# START OF Text passage
Algorithm 1 is the framework of our learning algorithm. Algorithm SOA [12] constructs the single-occurrence automaton (SOA) [7, 12] for the given finite sample S. Algorithm InfSore is described in Sect. 3.1, algorithm \({ ConsCFA}\) is given in Sect. 3.2, algorithm Counting is showed in [25], algorithm GenRCsore is presented in Sect. 3.4.

3.1 Inferring Standard Deterministic Regular Expression: SORE

The problem of learning SORE was solved by Bex et al. and Freydenberger et al. Bex et al. proposed the learning algorithm RWR [7] and its variants. Freydenberger et al. [12] proved the results of RWR with its variants are not descriptive of any given finite sample, and then presented the learning algorithm Soa2Sore [12]. However, the SORE learnt by Soa2Sore is descriptive of the language, which is the set of the strings accepted by the SOA that is built for the given finite sample [12]. Despite of that, we still can infer a SORE such that an RCsore, which is descriptive of the given finite sample, can be derived from the obtained SORE.

Algorithm 2 learns a SORE from the given finite sample. First, a SORE is inferred by Soa2Sore. Then, the SORE is converted to a normal form (SORE). Theorem 1 demonstrates that the normal form is more approximate to the given finite sample than the SORE learnt by Soa2Sore.

In Algorithm 2, if the SORE \(r_0\) does not contain any one expression of the forms \(r_{f_1}\), \(r_{f_2}\) and \(r_{f_3}\) (which are specified in lines 4, 2 and 3, respectively), then InfSore directly outputs \(r_0\), i.e., \(r_s=r_0\). Note that, except for case (1) (in line 5), other cases are equivalent conversions for \(r_0\). The conversion in case (2) (in line 7) is mainly used to easily construct a CFA in the next section and track as many subexpressions as possible (which can be repeated) in a SORE. For processing \(r_0\) to a normal form \(r_s\), it takes \(\mathcal {O}(|r_0|)\) time. Let the built SOA in line 1 contain \(n_s\) nodes and \(t_s\) transitions. Soa2Sore takes \(\mathcal {O}(n_st_s)\) time to infer a SORE. Thus, the time complexity of algorithm InfSore is \(\mathcal {O}(n_st_s)\) (\(n_st_s\!>\!|r_0|\)).
# END OF Text passage
# START OF Listing
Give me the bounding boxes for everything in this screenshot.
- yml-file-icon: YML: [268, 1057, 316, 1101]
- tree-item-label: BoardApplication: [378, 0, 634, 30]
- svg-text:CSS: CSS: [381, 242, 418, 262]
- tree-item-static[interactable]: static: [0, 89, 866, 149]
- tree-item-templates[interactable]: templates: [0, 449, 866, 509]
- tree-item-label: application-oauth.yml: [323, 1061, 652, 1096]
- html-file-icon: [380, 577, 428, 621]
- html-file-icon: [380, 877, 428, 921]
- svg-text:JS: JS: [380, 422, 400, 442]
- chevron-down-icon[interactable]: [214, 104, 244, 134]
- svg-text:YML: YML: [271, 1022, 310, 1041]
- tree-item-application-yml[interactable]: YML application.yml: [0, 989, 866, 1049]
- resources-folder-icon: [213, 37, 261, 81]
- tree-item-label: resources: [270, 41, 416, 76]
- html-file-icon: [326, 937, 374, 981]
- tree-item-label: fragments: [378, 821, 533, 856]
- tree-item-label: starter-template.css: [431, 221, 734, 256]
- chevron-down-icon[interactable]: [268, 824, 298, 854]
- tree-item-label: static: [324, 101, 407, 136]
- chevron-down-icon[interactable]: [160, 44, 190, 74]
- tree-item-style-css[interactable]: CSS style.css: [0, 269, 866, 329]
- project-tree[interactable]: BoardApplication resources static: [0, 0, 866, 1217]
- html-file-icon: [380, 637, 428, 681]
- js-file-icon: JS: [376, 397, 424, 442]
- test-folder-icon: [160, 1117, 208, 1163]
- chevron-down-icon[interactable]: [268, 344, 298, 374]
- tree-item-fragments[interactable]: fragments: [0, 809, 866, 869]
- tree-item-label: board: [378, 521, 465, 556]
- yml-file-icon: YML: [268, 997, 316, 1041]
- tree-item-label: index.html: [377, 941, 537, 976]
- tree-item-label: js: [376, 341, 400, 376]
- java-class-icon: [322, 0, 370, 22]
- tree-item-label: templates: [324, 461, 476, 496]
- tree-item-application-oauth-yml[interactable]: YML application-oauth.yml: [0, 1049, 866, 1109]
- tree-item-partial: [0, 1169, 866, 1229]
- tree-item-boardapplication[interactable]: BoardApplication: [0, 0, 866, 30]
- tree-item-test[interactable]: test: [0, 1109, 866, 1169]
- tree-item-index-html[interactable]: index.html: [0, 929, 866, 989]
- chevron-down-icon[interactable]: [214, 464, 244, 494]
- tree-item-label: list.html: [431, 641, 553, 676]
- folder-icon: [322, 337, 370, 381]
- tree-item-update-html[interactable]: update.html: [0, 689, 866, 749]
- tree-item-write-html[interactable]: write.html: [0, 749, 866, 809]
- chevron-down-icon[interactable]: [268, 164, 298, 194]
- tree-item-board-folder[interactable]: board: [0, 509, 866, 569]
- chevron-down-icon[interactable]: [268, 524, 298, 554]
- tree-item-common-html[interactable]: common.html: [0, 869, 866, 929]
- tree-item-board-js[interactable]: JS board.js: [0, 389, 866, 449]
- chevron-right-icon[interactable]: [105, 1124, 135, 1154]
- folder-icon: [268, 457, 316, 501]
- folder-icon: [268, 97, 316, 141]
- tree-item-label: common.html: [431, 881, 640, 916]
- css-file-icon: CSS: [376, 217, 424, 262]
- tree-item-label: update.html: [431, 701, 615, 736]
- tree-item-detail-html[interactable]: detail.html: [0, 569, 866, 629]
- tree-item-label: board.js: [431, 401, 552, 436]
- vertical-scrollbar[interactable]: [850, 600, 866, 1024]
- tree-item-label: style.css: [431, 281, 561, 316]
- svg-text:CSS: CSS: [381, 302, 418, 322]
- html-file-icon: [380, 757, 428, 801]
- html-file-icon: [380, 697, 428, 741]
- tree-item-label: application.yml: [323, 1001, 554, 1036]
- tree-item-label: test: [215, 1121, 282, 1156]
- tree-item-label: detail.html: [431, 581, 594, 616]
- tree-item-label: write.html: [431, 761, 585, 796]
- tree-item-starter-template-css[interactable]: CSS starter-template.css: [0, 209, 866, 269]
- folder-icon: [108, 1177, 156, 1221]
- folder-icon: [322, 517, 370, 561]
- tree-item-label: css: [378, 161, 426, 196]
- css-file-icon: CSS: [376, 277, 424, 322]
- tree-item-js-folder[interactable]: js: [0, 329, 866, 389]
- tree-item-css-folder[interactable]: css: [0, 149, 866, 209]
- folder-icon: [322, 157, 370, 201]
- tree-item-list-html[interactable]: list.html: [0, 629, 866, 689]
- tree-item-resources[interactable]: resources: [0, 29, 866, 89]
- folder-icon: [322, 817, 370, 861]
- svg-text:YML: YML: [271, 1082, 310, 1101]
# END OF Listing
# Tasks
A - Answer these questions using the SORE passage:
(i) In which section is algorithm ConsCFA given?
(ii) Who proved that the results of RWR and its variants are not descriptive of any given finite sample?
(iii) Which algorithm does Algorithm 2 use first to infer a SORE?
B - Copy the SORE passage word for word from "The problem of" to "the obtained SORE.".

# Solved tasks
A -
(i) Section 3.2
(ii) Freydenberger et al.
(iii) Soa2Sore

B -
The problem of learning SORE was solved by Bex et al. and Freydenberger et al. Bex et al. proposed the learning algorithm RWR [7] and its variants. Freydenberger et al. [12] proved the results of RWR with its variants are not descriptive of any given finite sample, and then presented the learning algorithm Soa2Sore [12]. However, the SORE learnt by Soa2Sore is descriptive of the language, which is the set of the strings accepted by the SOA that is built for the given finite sample [12]. Despite of that, we still can infer a SORE such that an RCsore, which is descriptive of the given finite sample, can be derived from the obtained SORE.